Problem description: Rewrite every line of these records with "fare-cell" changed to "price-cell" and nothing else altered.
** START OF Input rows **
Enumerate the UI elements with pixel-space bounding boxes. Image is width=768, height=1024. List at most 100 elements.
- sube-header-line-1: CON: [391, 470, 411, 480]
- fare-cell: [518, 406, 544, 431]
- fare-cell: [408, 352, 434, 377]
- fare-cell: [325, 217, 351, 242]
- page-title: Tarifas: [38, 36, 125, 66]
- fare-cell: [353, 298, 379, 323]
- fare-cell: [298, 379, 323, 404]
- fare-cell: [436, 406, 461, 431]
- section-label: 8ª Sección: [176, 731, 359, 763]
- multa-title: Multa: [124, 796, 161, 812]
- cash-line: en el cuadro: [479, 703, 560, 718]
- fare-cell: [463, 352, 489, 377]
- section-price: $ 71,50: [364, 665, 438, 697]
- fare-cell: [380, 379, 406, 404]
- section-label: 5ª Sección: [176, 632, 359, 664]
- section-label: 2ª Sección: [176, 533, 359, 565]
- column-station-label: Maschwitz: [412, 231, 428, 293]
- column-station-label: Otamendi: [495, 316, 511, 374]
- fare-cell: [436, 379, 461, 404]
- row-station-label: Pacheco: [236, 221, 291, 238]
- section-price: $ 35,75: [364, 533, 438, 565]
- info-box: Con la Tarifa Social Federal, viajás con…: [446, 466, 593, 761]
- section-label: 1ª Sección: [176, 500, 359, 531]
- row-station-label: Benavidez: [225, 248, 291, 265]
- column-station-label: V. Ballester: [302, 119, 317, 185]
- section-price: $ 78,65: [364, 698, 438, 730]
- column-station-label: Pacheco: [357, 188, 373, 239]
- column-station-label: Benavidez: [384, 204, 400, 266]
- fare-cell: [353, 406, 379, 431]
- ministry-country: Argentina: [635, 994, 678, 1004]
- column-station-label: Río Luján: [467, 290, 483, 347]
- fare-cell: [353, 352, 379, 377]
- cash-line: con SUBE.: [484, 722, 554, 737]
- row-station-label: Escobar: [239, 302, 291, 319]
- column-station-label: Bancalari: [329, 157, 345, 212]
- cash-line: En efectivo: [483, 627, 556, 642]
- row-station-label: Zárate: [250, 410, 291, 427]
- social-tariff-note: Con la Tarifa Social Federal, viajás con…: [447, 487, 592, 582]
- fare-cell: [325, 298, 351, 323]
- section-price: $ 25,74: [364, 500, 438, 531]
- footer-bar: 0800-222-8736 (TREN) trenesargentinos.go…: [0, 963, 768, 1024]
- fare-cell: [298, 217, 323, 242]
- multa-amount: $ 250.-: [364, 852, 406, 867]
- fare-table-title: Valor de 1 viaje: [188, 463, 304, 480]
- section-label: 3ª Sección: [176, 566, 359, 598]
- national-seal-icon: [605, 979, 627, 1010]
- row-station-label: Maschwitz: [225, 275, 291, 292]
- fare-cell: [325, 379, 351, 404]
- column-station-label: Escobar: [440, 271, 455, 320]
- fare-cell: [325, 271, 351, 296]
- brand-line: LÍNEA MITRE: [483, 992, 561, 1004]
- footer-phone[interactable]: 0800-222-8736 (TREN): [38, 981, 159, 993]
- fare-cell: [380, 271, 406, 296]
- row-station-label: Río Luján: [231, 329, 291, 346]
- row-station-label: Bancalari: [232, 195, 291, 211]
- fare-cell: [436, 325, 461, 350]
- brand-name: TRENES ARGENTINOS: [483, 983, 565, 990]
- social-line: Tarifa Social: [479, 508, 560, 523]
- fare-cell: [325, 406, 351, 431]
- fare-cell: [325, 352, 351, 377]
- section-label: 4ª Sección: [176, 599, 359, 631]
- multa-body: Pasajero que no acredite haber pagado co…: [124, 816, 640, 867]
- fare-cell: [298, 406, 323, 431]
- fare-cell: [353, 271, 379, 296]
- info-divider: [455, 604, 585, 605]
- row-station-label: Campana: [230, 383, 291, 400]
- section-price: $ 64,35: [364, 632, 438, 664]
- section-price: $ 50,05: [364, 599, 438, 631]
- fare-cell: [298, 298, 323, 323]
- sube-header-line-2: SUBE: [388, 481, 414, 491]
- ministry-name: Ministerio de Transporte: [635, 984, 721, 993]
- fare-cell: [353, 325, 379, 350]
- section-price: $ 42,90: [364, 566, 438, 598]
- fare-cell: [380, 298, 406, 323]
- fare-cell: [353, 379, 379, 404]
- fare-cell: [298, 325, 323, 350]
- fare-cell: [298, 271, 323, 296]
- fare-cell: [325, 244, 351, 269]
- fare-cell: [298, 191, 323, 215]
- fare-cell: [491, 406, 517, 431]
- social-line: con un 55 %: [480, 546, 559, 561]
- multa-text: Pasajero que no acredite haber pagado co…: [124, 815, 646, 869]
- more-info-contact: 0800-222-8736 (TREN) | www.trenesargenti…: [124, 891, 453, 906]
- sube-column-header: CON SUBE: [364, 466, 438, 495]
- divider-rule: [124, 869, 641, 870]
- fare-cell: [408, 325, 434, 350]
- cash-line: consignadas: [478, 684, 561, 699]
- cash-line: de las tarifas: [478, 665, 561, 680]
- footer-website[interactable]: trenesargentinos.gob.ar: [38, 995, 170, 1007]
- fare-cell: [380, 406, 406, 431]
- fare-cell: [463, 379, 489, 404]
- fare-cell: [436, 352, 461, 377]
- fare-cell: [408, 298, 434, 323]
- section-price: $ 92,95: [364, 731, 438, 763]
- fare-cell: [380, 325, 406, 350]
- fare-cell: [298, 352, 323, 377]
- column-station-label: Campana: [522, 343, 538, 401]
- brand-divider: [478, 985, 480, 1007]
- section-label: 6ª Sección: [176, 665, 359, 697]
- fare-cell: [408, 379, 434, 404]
** END OF Input rows **
Response to the exercise:
Enumerate the UI elements with pixel-space bounding boxes. Image is width=768, height=1024. List at most 100 elements.
- sube-header-line-1: CON: [391, 470, 411, 480]
- price-cell: [518, 406, 544, 431]
- price-cell: [408, 352, 434, 377]
- price-cell: [325, 217, 351, 242]
- page-title: Tarifas: [38, 36, 125, 66]
- price-cell: [353, 298, 379, 323]
- price-cell: [298, 379, 323, 404]
- price-cell: [436, 406, 461, 431]
- section-label: 8ª Sección: [176, 731, 359, 763]
- multa-title: Multa: [124, 796, 161, 812]
- cash-line: en el cuadro: [479, 703, 560, 718]
- price-cell: [463, 352, 489, 377]
- section-price: $ 71,50: [364, 665, 438, 697]
- price-cell: [380, 379, 406, 404]
- section-label: 5ª Sección: [176, 632, 359, 664]
- section-label: 2ª Sección: [176, 533, 359, 565]
- column-station-label: Maschwitz: [412, 231, 428, 293]
- column-station-label: Otamendi: [495, 316, 511, 374]
- price-cell: [436, 379, 461, 404]
- row-station-label: Pacheco: [236, 221, 291, 238]
- section-price: $ 35,75: [364, 533, 438, 565]
- info-box: Con la Tarifa Social Federal, viajás con…: [446, 466, 593, 761]
- section-label: 1ª Sección: [176, 500, 359, 531]
- row-station-label: Benavidez: [225, 248, 291, 265]
- column-station-label: V. Ballester: [302, 119, 317, 185]
- section-price: $ 78,65: [364, 698, 438, 730]
- column-station-label: Pacheco: [357, 188, 373, 239]
- column-station-label: Benavidez: [384, 204, 400, 266]
- price-cell: [353, 406, 379, 431]
- ministry-country: Argentina: [635, 994, 678, 1004]
- column-station-label: Río Luján: [467, 290, 483, 347]
- price-cell: [353, 352, 379, 377]
- cash-line: con SUBE.: [484, 722, 554, 737]
- row-station-label: Escobar: [239, 302, 291, 319]
- column-station-label: Bancalari: [329, 157, 345, 212]
- cash-line: En efectivo: [483, 627, 556, 642]
- row-station-label: Zárate: [250, 410, 291, 427]
- social-tariff-note: Con la Tarifa Social Federal, viajás con…: [447, 487, 592, 582]
- price-cell: [325, 298, 351, 323]
- section-price: $ 25,74: [364, 500, 438, 531]
- footer-bar: 0800-222-8736 (TREN) trenesargentinos.go…: [0, 963, 768, 1024]
- price-cell: [298, 217, 323, 242]
- multa-amount: $ 250.-: [364, 852, 406, 867]
- fare-table-title: Valor de 1 viaje: [188, 463, 304, 480]
- section-label: 3ª Sección: [176, 566, 359, 598]
- national-seal-icon: [605, 979, 627, 1010]
- row-station-label: Maschwitz: [225, 275, 291, 292]
- price-cell: [325, 379, 351, 404]
- column-station-label: Escobar: [440, 271, 455, 320]
- price-cell: [325, 271, 351, 296]
- brand-line: LÍNEA MITRE: [483, 992, 561, 1004]
- footer-phone[interactable]: 0800-222-8736 (TREN): [38, 981, 159, 993]
- price-cell: [380, 271, 406, 296]
- row-station-label: Río Luján: [231, 329, 291, 346]
- row-station-label: Bancalari: [232, 195, 291, 211]
- price-cell: [436, 325, 461, 350]
- brand-name: TRENES ARGENTINOS: [483, 983, 565, 990]
- social-line: Tarifa Social: [479, 508, 560, 523]
- price-cell: [325, 406, 351, 431]
- price-cell: [325, 352, 351, 377]
- section-label: 4ª Sección: [176, 599, 359, 631]
- multa-body: Pasajero que no acredite haber pagado co…: [124, 816, 640, 867]
- price-cell: [298, 406, 323, 431]
- price-cell: [353, 271, 379, 296]
- info-divider: [455, 604, 585, 605]
- row-station-label: Campana: [230, 383, 291, 400]
- section-price: $ 64,35: [364, 632, 438, 664]
- section-price: $ 50,05: [364, 599, 438, 631]
- price-cell: [298, 298, 323, 323]
- sube-header-line-2: SUBE: [388, 481, 414, 491]
- ministry-name: Ministerio de Transporte: [635, 984, 721, 993]
- price-cell: [353, 325, 379, 350]
- section-price: $ 42,90: [364, 566, 438, 598]
- price-cell: [380, 298, 406, 323]
- price-cell: [353, 379, 379, 404]
- price-cell: [298, 325, 323, 350]
- price-cell: [298, 271, 323, 296]
- price-cell: [325, 244, 351, 269]
- price-cell: [298, 191, 323, 215]
- price-cell: [491, 406, 517, 431]
- social-line: con un 55 %: [480, 546, 559, 561]
- multa-text: Pasajero que no acredite haber pagado co…: [124, 815, 646, 869]
- more-info-contact: 0800-222-8736 (TREN) | www.trenesargenti…: [124, 891, 453, 906]
- sube-column-header: CON SUBE: [364, 466, 438, 495]
- divider-rule: [124, 869, 641, 870]
- price-cell: [408, 325, 434, 350]
- cash-line: consignadas: [478, 684, 561, 699]
- cash-line: de las tarifas: [478, 665, 561, 680]
- footer-website[interactable]: trenesargentinos.gob.ar: [38, 995, 170, 1007]
- price-cell: [380, 406, 406, 431]
- price-cell: [463, 379, 489, 404]
- price-cell: [436, 352, 461, 377]
- price-cell: [408, 298, 434, 323]
- section-price: $ 92,95: [364, 731, 438, 763]
- price-cell: [380, 325, 406, 350]
- price-cell: [298, 352, 323, 377]
- column-station-label: Campana: [522, 343, 538, 401]
- brand-divider: [478, 985, 480, 1007]
- section-label: 6ª Sección: [176, 665, 359, 697]
- price-cell: [408, 379, 434, 404]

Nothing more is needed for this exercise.